Work instructions:
Extract each line of the data below exactly as written.

---

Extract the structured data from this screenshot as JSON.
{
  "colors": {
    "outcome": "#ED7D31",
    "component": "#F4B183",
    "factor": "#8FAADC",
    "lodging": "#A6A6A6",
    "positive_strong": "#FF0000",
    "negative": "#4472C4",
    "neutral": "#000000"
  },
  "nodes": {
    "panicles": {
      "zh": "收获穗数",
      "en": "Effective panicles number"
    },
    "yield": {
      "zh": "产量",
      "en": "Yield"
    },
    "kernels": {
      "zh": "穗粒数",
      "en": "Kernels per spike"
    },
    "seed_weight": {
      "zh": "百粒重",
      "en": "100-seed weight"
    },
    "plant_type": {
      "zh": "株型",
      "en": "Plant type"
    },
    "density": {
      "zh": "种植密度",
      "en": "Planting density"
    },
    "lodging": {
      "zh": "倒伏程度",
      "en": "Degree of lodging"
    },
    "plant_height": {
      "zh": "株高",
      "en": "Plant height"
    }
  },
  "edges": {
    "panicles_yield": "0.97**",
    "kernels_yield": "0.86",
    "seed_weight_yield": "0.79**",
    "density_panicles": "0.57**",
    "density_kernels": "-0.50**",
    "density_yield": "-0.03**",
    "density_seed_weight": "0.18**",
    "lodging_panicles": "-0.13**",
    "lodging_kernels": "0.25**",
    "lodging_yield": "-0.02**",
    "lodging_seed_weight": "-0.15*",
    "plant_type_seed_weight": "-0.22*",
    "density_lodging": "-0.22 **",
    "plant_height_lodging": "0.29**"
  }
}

---

Reply:
Extract the structured data from this screenshot as JSON.
{
  "colors": {
    "outcome": "#ED7D31",
    "component": "#F4B183",
    "factor": "#8FAADC",
    "lodging": "#A6A6A6",
    "positive_strong": "#FF0000",
    "negative": "#4472C4",
    "neutral": "#000000"
  },
  "nodes": {
    "panicles": {
      "zh": "收获穗数",
      "en": "Effective panicles number"
    },
    "yield": {
      "zh": "产量",
      "en": "Yield"
    },
    "kernels": {
      "zh": "穗粒数",
      "en": "Kernels per spike"
    },
    "seed_weight": {
      "zh": "百粒重",
      "en": "100-seed weight"
    },
    "plant_type": {
      "zh": "株型",
      "en": "Plant type"
    },
    "density": {
      "zh": "种植密度",
      "en": "Planting density"
    },
    "lodging": {
      "zh": "倒伏程度",
      "en": "Degree of lodging"
    },
    "plant_height": {
      "zh": "株高",
      "en": "Plant height"
    }
  },
  "edges": {
    "panicles_yield": "0.97**",
    "kernels_yield": "0.86",
    "seed_weight_yield": "0.79**",
    "density_panicles": "0.57**",
    "density_kernels": "-0.50**",
    "density_yield": "-0.03**",
    "density_seed_weight": "0.18**",
    "lodging_panicles": "-0.13**",
    "lodging_kernels": "0.25**",
    "lodging_yield": "-0.02**",
    "lodging_seed_weight": "-0.15*",
    "plant_type_seed_weight": "-0.22*",
    "density_lodging": "-0.22 **",
    "plant_height_lodging": "0.29**"
  }
}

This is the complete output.